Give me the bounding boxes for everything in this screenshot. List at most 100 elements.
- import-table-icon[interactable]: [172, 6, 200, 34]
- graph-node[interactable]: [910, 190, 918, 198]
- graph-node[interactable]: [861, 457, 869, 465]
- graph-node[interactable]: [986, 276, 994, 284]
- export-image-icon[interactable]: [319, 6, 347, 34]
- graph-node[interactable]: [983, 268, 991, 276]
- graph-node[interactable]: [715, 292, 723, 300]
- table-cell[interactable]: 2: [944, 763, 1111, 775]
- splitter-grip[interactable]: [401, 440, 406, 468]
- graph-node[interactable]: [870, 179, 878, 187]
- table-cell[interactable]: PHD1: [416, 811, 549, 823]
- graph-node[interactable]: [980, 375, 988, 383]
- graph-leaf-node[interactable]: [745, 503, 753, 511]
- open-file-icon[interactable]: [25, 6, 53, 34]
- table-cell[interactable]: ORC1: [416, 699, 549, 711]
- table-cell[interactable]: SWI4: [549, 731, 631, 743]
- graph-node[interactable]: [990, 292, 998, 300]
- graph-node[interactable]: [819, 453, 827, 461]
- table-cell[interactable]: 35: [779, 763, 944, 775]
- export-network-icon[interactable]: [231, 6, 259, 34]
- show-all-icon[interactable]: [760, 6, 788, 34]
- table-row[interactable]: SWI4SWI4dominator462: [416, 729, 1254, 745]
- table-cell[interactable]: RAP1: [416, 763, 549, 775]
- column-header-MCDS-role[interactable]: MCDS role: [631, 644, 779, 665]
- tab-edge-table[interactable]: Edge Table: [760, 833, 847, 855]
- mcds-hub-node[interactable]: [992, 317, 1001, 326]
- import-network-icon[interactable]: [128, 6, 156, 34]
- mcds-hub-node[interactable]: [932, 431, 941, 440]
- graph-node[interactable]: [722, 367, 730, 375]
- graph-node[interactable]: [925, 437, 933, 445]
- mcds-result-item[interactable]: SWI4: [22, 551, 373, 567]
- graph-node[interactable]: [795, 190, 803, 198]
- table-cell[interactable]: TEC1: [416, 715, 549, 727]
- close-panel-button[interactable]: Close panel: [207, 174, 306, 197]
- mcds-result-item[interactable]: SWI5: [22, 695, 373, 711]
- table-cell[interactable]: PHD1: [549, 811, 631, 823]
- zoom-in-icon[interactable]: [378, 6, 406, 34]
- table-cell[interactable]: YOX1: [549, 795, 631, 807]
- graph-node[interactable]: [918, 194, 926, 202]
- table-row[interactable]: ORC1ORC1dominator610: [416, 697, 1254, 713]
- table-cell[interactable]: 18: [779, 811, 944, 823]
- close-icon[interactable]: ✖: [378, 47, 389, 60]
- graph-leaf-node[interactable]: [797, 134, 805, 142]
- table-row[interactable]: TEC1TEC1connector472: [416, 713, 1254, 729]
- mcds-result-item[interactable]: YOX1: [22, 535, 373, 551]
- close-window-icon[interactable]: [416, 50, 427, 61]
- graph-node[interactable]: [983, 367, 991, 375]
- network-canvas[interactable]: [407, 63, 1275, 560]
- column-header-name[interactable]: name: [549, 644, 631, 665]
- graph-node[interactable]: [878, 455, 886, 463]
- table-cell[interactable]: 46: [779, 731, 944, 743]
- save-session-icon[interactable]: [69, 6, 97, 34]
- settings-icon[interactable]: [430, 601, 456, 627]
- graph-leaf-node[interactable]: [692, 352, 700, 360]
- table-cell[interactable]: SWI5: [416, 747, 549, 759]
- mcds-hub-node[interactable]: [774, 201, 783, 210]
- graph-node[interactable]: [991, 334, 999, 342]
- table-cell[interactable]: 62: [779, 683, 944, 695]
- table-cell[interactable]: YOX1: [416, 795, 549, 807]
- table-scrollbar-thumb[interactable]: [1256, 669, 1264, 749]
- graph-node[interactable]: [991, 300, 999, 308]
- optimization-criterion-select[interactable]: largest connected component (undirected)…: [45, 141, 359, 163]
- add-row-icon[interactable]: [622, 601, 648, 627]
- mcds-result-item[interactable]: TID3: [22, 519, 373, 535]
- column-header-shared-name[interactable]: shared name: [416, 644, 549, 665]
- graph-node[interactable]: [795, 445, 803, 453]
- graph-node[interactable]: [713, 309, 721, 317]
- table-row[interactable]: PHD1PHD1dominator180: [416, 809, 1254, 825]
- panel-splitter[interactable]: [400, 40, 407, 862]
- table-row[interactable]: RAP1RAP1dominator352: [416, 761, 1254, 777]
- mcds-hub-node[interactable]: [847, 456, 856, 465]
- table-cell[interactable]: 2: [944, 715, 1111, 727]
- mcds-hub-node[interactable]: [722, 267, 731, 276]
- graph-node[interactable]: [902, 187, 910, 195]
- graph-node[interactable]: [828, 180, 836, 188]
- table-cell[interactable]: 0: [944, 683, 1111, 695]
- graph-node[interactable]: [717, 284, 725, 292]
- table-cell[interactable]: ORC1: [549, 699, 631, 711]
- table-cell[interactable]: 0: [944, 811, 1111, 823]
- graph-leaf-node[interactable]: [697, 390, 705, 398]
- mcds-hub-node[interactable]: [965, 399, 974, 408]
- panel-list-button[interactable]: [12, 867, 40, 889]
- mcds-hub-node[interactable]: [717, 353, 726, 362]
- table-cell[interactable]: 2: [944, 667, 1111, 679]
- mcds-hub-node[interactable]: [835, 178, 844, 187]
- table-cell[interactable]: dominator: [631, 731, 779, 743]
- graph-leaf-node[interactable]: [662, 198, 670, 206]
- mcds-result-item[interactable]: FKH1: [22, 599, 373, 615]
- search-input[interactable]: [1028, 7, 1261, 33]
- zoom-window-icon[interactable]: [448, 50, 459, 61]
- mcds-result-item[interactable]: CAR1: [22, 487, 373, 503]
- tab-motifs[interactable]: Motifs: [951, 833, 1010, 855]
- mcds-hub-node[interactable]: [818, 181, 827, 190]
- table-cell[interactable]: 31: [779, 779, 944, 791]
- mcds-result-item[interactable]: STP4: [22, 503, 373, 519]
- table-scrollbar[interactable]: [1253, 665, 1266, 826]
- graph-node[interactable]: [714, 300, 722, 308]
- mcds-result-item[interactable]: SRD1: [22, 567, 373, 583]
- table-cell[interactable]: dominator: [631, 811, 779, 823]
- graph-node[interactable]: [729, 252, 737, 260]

> [Your instructions]
Can you write out all the data again, swapping each "graph-node" for "graph-vertex" and leaving everything else unchanged?

> [Exercise response]
Give me the bounding boxes for everything in this screenshot. List at most 100 elements.
- import-table-icon[interactable]: [172, 6, 200, 34]
- graph-vertex[interactable]: [910, 190, 918, 198]
- graph-vertex[interactable]: [861, 457, 869, 465]
- graph-vertex[interactable]: [986, 276, 994, 284]
- export-image-icon[interactable]: [319, 6, 347, 34]
- graph-vertex[interactable]: [983, 268, 991, 276]
- graph-vertex[interactable]: [715, 292, 723, 300]
- table-cell[interactable]: 2: [944, 763, 1111, 775]
- splitter-grip[interactable]: [401, 440, 406, 468]
- graph-vertex[interactable]: [870, 179, 878, 187]
- table-cell[interactable]: PHD1: [416, 811, 549, 823]
- graph-vertex[interactable]: [980, 375, 988, 383]
- graph-leaf-node[interactable]: [745, 503, 753, 511]
- open-file-icon[interactable]: [25, 6, 53, 34]
- table-cell[interactable]: ORC1: [416, 699, 549, 711]
- table-cell[interactable]: SWI4: [549, 731, 631, 743]
- graph-vertex[interactable]: [990, 292, 998, 300]
- graph-vertex[interactable]: [819, 453, 827, 461]
- table-cell[interactable]: 35: [779, 763, 944, 775]
- export-network-icon[interactable]: [231, 6, 259, 34]
- show-all-icon[interactable]: [760, 6, 788, 34]
- table-row[interactable]: SWI4SWI4dominator462: [416, 729, 1254, 745]
- table-cell[interactable]: RAP1: [416, 763, 549, 775]
- column-header-MCDS-role[interactable]: MCDS role: [631, 644, 779, 665]
- tab-edge-table[interactable]: Edge Table: [760, 833, 847, 855]
- mcds-hub-node[interactable]: [992, 317, 1001, 326]
- import-network-icon[interactable]: [128, 6, 156, 34]
- mcds-hub-node[interactable]: [932, 431, 941, 440]
- graph-vertex[interactable]: [722, 367, 730, 375]
- graph-vertex[interactable]: [925, 437, 933, 445]
- mcds-result-item[interactable]: SWI4: [22, 551, 373, 567]
- graph-vertex[interactable]: [795, 190, 803, 198]
- table-cell[interactable]: TEC1: [416, 715, 549, 727]
- close-panel-button[interactable]: Close panel: [207, 174, 306, 197]
- mcds-result-item[interactable]: SWI5: [22, 695, 373, 711]
- table-cell[interactable]: PHD1: [549, 811, 631, 823]
- zoom-in-icon[interactable]: [378, 6, 406, 34]
- table-cell[interactable]: YOX1: [549, 795, 631, 807]
- graph-vertex[interactable]: [918, 194, 926, 202]
- table-row[interactable]: ORC1ORC1dominator610: [416, 697, 1254, 713]
- table-cell[interactable]: 18: [779, 811, 944, 823]
- close-icon[interactable]: ✖: [378, 47, 389, 60]
- graph-leaf-node[interactable]: [797, 134, 805, 142]
- table-row[interactable]: TEC1TEC1connector472: [416, 713, 1254, 729]
- mcds-result-item[interactable]: YOX1: [22, 535, 373, 551]
- close-window-icon[interactable]: [416, 50, 427, 61]
- graph-vertex[interactable]: [983, 367, 991, 375]
- network-canvas[interactable]: [407, 63, 1275, 560]
- column-header-name[interactable]: name: [549, 644, 631, 665]
- graph-vertex[interactable]: [878, 455, 886, 463]
- table-cell[interactable]: 46: [779, 731, 944, 743]
- save-session-icon[interactable]: [69, 6, 97, 34]
- settings-icon[interactable]: [430, 601, 456, 627]
- graph-leaf-node[interactable]: [692, 352, 700, 360]
- table-cell[interactable]: SWI5: [416, 747, 549, 759]
- mcds-hub-node[interactable]: [774, 201, 783, 210]
- graph-vertex[interactable]: [991, 334, 999, 342]
- table-cell[interactable]: 62: [779, 683, 944, 695]
- table-cell[interactable]: YOX1: [416, 795, 549, 807]
- table-scrollbar-thumb[interactable]: [1256, 669, 1264, 749]
- graph-vertex[interactable]: [991, 300, 999, 308]
- optimization-criterion-select[interactable]: largest connected component (undirected)…: [45, 141, 359, 163]
- add-row-icon[interactable]: [622, 601, 648, 627]
- mcds-result-item[interactable]: TID3: [22, 519, 373, 535]
- column-header-shared-name[interactable]: shared name: [416, 644, 549, 665]
- graph-vertex[interactable]: [795, 445, 803, 453]
- graph-vertex[interactable]: [713, 309, 721, 317]
- table-row[interactable]: PHD1PHD1dominator180: [416, 809, 1254, 825]
- panel-splitter[interactable]: [400, 40, 407, 862]
- table-row[interactable]: RAP1RAP1dominator352: [416, 761, 1254, 777]
- mcds-hub-node[interactable]: [847, 456, 856, 465]
- table-cell[interactable]: 2: [944, 715, 1111, 727]
- mcds-hub-node[interactable]: [722, 267, 731, 276]
- graph-vertex[interactable]: [902, 187, 910, 195]
- graph-vertex[interactable]: [828, 180, 836, 188]
- table-cell[interactable]: 0: [944, 683, 1111, 695]
- graph-vertex[interactable]: [717, 284, 725, 292]
- table-cell[interactable]: ORC1: [549, 699, 631, 711]
- table-cell[interactable]: 0: [944, 811, 1111, 823]
- graph-leaf-node[interactable]: [697, 390, 705, 398]
- mcds-hub-node[interactable]: [965, 399, 974, 408]
- panel-list-button[interactable]: [12, 867, 40, 889]
- mcds-hub-node[interactable]: [717, 353, 726, 362]
- table-cell[interactable]: 2: [944, 667, 1111, 679]
- mcds-hub-node[interactable]: [835, 178, 844, 187]
- table-cell[interactable]: dominator: [631, 731, 779, 743]
- graph-leaf-node[interactable]: [662, 198, 670, 206]
- mcds-result-item[interactable]: FKH1: [22, 599, 373, 615]
- search-input[interactable]: [1028, 7, 1261, 33]
- zoom-window-icon[interactable]: [448, 50, 459, 61]
- mcds-result-item[interactable]: CAR1: [22, 487, 373, 503]
- tab-motifs[interactable]: Motifs: [951, 833, 1010, 855]
- mcds-hub-node[interactable]: [818, 181, 827, 190]
- table-cell[interactable]: 31: [779, 779, 944, 791]
- mcds-result-item[interactable]: STP4: [22, 503, 373, 519]
- table-scrollbar[interactable]: [1253, 665, 1266, 826]
- graph-vertex[interactable]: [714, 300, 722, 308]
- mcds-result-item[interactable]: SRD1: [22, 567, 373, 583]
- table-cell[interactable]: dominator: [631, 811, 779, 823]
- graph-vertex[interactable]: [729, 252, 737, 260]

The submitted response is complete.